Read through the lines below for the string "être" and copy each one that has it.

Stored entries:
———
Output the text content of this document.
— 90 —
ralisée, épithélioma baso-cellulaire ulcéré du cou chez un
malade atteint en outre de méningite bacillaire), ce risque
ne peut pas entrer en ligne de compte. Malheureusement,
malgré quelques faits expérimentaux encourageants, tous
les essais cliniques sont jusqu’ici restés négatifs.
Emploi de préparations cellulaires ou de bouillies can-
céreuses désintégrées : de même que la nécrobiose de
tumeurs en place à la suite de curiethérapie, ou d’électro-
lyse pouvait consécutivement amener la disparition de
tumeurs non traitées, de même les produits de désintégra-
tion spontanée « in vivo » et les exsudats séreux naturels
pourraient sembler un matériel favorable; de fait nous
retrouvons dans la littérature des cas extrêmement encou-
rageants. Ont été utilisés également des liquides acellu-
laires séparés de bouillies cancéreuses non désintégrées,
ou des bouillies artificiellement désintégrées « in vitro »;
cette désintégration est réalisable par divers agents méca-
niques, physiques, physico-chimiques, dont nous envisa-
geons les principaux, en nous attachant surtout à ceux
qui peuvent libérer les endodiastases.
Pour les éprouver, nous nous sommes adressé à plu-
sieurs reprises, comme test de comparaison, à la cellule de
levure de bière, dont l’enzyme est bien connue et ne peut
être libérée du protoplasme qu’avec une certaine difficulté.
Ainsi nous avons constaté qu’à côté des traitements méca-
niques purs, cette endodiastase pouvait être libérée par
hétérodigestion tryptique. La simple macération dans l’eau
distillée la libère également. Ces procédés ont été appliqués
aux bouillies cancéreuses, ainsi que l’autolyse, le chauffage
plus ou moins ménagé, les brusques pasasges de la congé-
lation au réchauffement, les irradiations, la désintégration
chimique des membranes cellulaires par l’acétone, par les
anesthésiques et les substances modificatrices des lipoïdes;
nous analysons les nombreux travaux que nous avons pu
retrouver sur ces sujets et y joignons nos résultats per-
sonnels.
———
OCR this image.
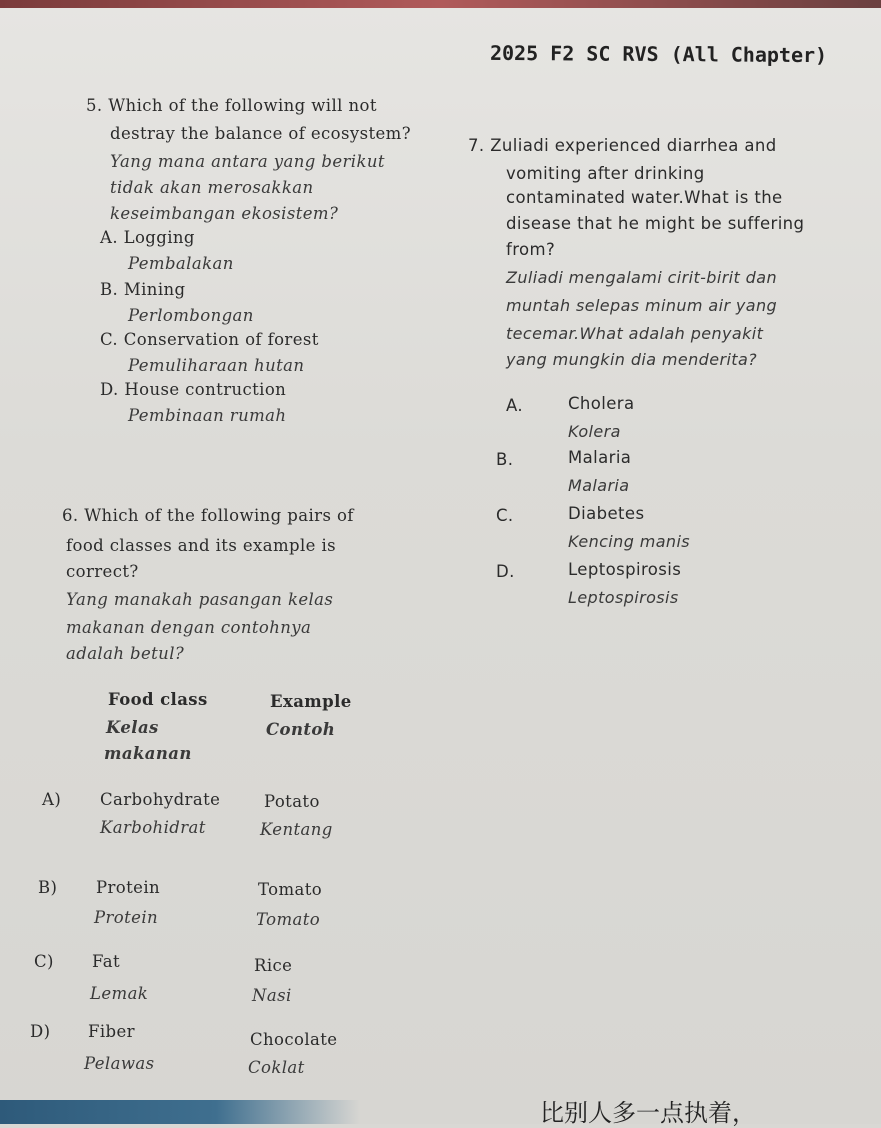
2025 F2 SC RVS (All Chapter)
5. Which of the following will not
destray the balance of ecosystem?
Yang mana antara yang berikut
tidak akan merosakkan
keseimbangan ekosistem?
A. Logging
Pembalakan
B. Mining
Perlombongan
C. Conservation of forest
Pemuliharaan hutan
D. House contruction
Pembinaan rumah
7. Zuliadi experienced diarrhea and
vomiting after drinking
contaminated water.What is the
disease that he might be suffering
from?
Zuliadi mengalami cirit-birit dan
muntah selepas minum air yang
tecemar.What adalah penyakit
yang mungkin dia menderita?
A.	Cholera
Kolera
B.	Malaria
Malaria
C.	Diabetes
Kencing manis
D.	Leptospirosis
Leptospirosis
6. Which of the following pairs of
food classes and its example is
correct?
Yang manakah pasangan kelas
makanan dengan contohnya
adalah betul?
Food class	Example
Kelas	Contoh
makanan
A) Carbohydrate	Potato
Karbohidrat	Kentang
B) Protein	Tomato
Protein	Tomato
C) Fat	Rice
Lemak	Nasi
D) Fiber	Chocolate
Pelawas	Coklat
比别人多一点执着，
———
■ SOLVED PROBLEM
être libérée du protoplasme qu’avec une certaine difficulté.
niques purs, cette endodiastase pouvait être libérée par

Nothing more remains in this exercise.